- _GOAL_
Quote the listing below in full and exactly as written, but omit every picture.

[Stored records]

((

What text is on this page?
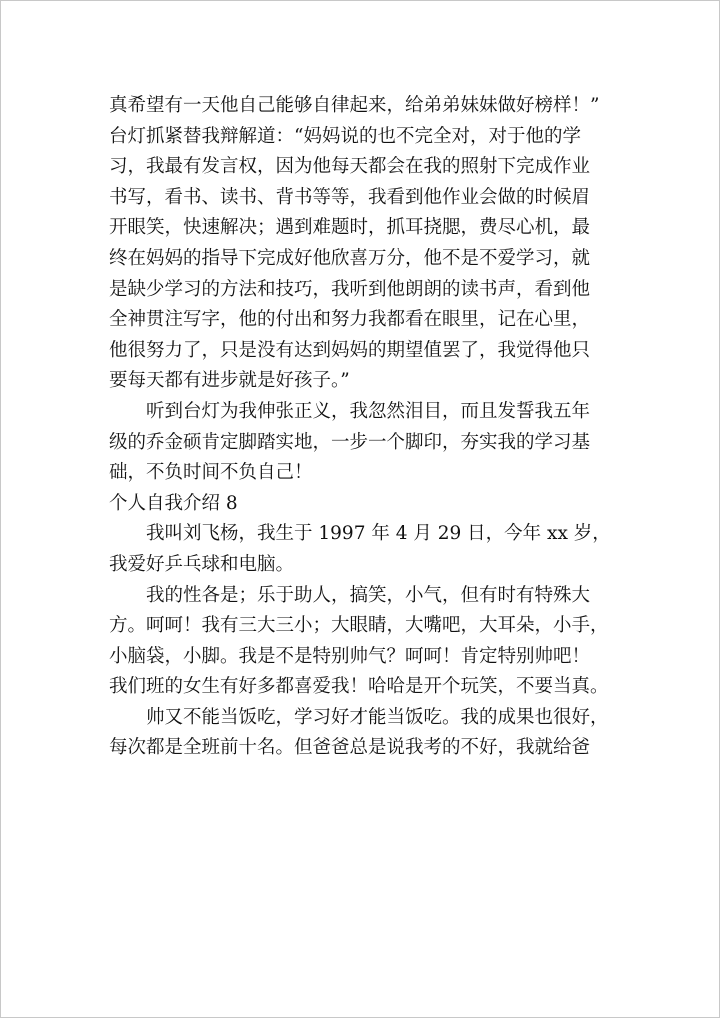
真希望有一天他自己能够自律起来，给弟弟妹妹做好榜样！”
台灯抓紧替我辩解道：“妈妈说的也不完全对，对于他的学
习，我最有发言权，因为他每天都会在我的照射下完成作业
书写，看书、读书、背书等等，我看到他作业会做的时候眉
开眼笑，快速解决；遇到难题时，抓耳挠腮，费尽心机，最
终在妈妈的指导下完成好他欣喜万分，他不是不爱学习，就
是缺少学习的方法和技巧，我听到他朗朗的读书声，看到他
全神贯注写字，他的付出和努力我都看在眼里，记在心里，
他很努力了，只是没有达到妈妈的期望值罢了，我觉得他只
要每天都有进步就是好孩子。”

听到台灯为我伸张正义，我忽然泪目，而且发誓我五年
级的乔金硕肯定脚踏实地，一步一个脚印，夯实我的学习基
础，不负时间不负自己！

个人自我介绍 8

我叫刘飞杨，我生于 1997 年 4 月 29 日，今年 xx 岁，
我爱好乒乓球和电脑。

我的性各是；乐于助人，搞笑，小气，但有时有特殊大
方。呵呵！我有三大三小；大眼睛，大嘴吧，大耳朵，小手，
小脑袋，小脚。我是不是特别帅气？呵呵！肯定特别帅吧！
我们班的女生有好多都喜爱我！哈哈是开个玩笑，不要当真。

帅又不能当饭吃，学习好才能当饭吃。我的成果也很好，
每次都是全班前十名。但爸爸总是说我考的不好，我就给爸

))

- _TASK ANSWER_
What text is on this page?
真希望有一天他自己能够自律起来，给弟弟妹妹做好榜样！”
台灯抓紧替我辩解道：“妈妈说的也不完全对，对于他的学
习，我最有发言权，因为他每天都会在我的照射下完成作业
书写，看书、读书、背书等等，我看到他作业会做的时候眉
开眼笑，快速解决；遇到难题时，抓耳挠腮，费尽心机，最
终在妈妈的指导下完成好他欣喜万分，他不是不爱学习，就
是缺少学习的方法和技巧，我听到他朗朗的读书声，看到他
全神贯注写字，他的付出和努力我都看在眼里，记在心里，
他很努力了，只是没有达到妈妈的期望值罢了，我觉得他只
要每天都有进步就是好孩子。”

听到台灯为我伸张正义，我忽然泪目，而且发誓我五年
级的乔金硕肯定脚踏实地，一步一个脚印，夯实我的学习基
础，不负时间不负自己！

个人自我介绍 8

我叫刘飞杨，我生于 1997 年 4 月 29 日，今年 xx 岁，
我爱好乒乓球和电脑。

我的性各是；乐于助人，搞笑，小气，但有时有特殊大
方。呵呵！我有三大三小；大眼睛，大嘴吧，大耳朵，小手，
小脑袋，小脚。我是不是特别帅气？呵呵！肯定特别帅吧！
我们班的女生有好多都喜爱我！哈哈是开个玩笑，不要当真。

帅又不能当饭吃，学习好才能当饭吃。我的成果也很好，
每次都是全班前十名。但爸爸总是说我考的不好，我就给爸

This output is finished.